**Stated goal 1**:
Could you write out the whole COSI carp-fishing thread word for word?

**Extract**:

** START **

# COSI tomorow...(thursday)



## Mushijobah (May 4, 2004)

Will be there carpin with my girlfriend and possibly The Dunkle. Will me there mid-day (1-4? maybe longer if we do well). Stop by! We did very well last time....


----------



## CHOPIQ (Apr 6, 2004)

Hey mushi, I work right near there, I might take a walk by and stop by. I met crappielooker, cwcarper and bigchessie there a few times.


----------



## the dunkle (Jul 11, 2005)

i will be there


----------



## DaleM (Apr 5, 2004)

Good luck guys, be sure to wave at Shake and Chopig, They both can see you guys there.


----------



## catslayer (Apr 5, 2004)

hey mushijobah whats up , im the big guy you met sunday night. i was over by there tonight (wed) and they have a big stage set up where you guys were fishing im guessing its for the rib fest. not sure if you can get down there or not. good luck any hows


----------



## crappielooker (Apr 5, 2004)

yeah.. good luck down there guys.. i have been chumming up several area by campus to get the fish going as well.. hopefully by the time fall semester comes, i'll be there enjoying the sceneries..


----------



## Tornichio (Apr 14, 2004)

hey ak that is a good idea. Just in time for the fall bite also.


----------



## crappielooker (Apr 5, 2004)

a bite from more than just fish.. i'm hopin'.. heh heh..

** END **

**Stated goal 2**:
Would you return everything in the listing from its first line down to the line containing "124, 619, 148]", including both, unchanged and with nothing else?

**Exercise data**:
** START **

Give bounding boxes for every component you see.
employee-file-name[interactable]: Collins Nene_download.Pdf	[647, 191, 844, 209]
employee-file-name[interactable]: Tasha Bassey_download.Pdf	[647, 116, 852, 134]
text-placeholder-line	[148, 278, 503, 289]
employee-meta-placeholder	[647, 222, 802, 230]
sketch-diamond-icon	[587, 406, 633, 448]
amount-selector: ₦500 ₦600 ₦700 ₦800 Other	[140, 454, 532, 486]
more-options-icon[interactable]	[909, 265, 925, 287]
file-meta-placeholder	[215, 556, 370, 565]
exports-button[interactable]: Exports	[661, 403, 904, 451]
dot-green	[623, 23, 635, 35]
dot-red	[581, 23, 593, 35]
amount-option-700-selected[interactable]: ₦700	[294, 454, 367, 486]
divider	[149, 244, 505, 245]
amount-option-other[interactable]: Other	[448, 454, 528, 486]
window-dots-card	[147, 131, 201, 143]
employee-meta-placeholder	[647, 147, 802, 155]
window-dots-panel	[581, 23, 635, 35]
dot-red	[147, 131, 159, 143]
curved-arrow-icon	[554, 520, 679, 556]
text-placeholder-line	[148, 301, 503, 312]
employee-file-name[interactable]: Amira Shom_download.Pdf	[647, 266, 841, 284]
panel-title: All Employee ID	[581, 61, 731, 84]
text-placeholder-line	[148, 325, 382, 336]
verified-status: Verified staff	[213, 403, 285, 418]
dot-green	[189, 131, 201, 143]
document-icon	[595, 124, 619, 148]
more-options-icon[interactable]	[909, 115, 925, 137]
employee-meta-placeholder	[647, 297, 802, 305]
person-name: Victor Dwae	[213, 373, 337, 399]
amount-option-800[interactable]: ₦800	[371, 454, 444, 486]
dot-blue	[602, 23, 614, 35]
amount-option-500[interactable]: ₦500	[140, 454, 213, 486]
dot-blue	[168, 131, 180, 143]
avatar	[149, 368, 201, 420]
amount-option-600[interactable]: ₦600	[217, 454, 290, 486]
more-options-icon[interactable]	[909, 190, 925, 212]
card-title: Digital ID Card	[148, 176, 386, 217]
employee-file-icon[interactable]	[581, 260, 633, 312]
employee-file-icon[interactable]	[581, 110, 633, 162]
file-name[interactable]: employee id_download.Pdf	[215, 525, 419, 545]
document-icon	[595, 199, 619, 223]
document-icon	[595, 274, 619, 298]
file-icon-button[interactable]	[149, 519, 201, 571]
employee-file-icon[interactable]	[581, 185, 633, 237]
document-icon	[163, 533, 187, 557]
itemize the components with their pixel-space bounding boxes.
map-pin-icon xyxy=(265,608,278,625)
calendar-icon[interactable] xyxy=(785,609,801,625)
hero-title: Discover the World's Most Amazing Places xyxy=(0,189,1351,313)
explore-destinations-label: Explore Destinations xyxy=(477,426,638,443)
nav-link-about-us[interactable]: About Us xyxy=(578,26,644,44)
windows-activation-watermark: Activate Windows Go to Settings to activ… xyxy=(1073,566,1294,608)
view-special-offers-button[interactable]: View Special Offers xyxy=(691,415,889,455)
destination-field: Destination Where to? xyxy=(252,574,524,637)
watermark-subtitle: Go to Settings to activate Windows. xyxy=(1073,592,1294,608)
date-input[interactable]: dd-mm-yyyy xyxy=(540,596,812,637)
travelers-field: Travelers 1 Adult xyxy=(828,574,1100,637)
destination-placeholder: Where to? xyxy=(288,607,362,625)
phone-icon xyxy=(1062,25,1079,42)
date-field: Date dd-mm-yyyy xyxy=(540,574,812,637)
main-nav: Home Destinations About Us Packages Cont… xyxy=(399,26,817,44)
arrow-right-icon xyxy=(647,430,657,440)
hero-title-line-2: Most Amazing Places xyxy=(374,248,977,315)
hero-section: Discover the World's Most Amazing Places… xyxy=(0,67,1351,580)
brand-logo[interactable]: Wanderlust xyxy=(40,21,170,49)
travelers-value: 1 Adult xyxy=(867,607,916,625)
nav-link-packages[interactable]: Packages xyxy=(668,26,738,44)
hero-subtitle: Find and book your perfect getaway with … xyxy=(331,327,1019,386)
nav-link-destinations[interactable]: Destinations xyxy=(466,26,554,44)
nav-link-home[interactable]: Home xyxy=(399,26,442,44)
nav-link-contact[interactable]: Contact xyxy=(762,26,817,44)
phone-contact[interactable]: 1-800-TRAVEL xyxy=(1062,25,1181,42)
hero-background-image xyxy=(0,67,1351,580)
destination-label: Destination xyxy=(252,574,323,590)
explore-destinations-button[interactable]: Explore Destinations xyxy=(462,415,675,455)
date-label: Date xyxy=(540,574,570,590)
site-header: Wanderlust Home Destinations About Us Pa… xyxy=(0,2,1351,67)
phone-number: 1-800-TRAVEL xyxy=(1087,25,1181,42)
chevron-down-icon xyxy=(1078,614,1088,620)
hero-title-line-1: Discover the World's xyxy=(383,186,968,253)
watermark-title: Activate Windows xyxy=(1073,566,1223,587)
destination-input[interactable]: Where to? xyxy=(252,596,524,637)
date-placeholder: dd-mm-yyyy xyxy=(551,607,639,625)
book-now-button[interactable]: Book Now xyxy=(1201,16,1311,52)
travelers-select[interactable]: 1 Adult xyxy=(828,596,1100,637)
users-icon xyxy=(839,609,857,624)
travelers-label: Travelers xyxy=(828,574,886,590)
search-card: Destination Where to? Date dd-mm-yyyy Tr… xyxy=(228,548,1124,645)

** END **

**Expected output 1**:
# COSI tomorow...(thursday)



## Mushijobah (May 4, 2004)

Will be there carpin with my girlfriend and possibly The Dunkle. Will me there mid-day (1-4? maybe longer if we do well). Stop by! We did very well last time....


----------



## CHOPIQ (Apr 6, 2004)

Hey mushi, I work right near there, I might take a walk by and stop by. I met crappielooker, cwcarper and bigchessie there a few times.


----------



## the dunkle (Jul 11, 2005)

i will be there


----------



## DaleM (Apr 5, 2004)

Good luck guys, be sure to wave at Shake and Chopig, They both can see you guys there.


----------



## catslayer (Apr 5, 2004)

hey mushijobah whats up , im the big guy you met sunday night. i was over by there tonight (wed) and they have a big stage set up where you guys were fishing im guessing its for the rib fest. not sure if you can get down there or not. good luck any hows


----------



## crappielooker (Apr 5, 2004)

yeah.. good luck down there guys.. i have been chumming up several area by campus to get the fish going as well.. hopefully by the time fall semester comes, i'll be there enjoying the sceneries..


----------



## Tornichio (Apr 14, 2004)

hey ak that is a good idea. Just in time for the fall bite also.


----------



## crappielooker (Apr 5, 2004)

a bite from more than just fish.. i'm hopin'.. heh heh..

**Expected output 2**:
Give bounding boxes for every component you see.
employee-file-name[interactable]: Collins Nene_download.Pdf	[647, 191, 844, 209]
employee-file-name[interactable]: Tasha Bassey_download.Pdf	[647, 116, 852, 134]
text-placeholder-line	[148, 278, 503, 289]
employee-meta-placeholder	[647, 222, 802, 230]
sketch-diamond-icon	[587, 406, 633, 448]
amount-selector: ₦500 ₦600 ₦700 ₦800 Other	[140, 454, 532, 486]
more-options-icon[interactable]	[909, 265, 925, 287]
file-meta-placeholder	[215, 556, 370, 565]
exports-button[interactable]: Exports	[661, 403, 904, 451]
dot-green	[623, 23, 635, 35]
dot-red	[581, 23, 593, 35]
amount-option-700-selected[interactable]: ₦700	[294, 454, 367, 486]
divider	[149, 244, 505, 245]
amount-option-other[interactable]: Other	[448, 454, 528, 486]
window-dots-card	[147, 131, 201, 143]
employee-meta-placeholder	[647, 147, 802, 155]
window-dots-panel	[581, 23, 635, 35]
dot-red	[147, 131, 159, 143]
curved-arrow-icon	[554, 520, 679, 556]
text-placeholder-line	[148, 301, 503, 312]
employee-file-name[interactable]: Amira Shom_download.Pdf	[647, 266, 841, 284]
panel-title: All Employee ID	[581, 61, 731, 84]
text-placeholder-line	[148, 325, 382, 336]
verified-status: Verified staff	[213, 403, 285, 418]
dot-green	[189, 131, 201, 143]
document-icon	[595, 124, 619, 148]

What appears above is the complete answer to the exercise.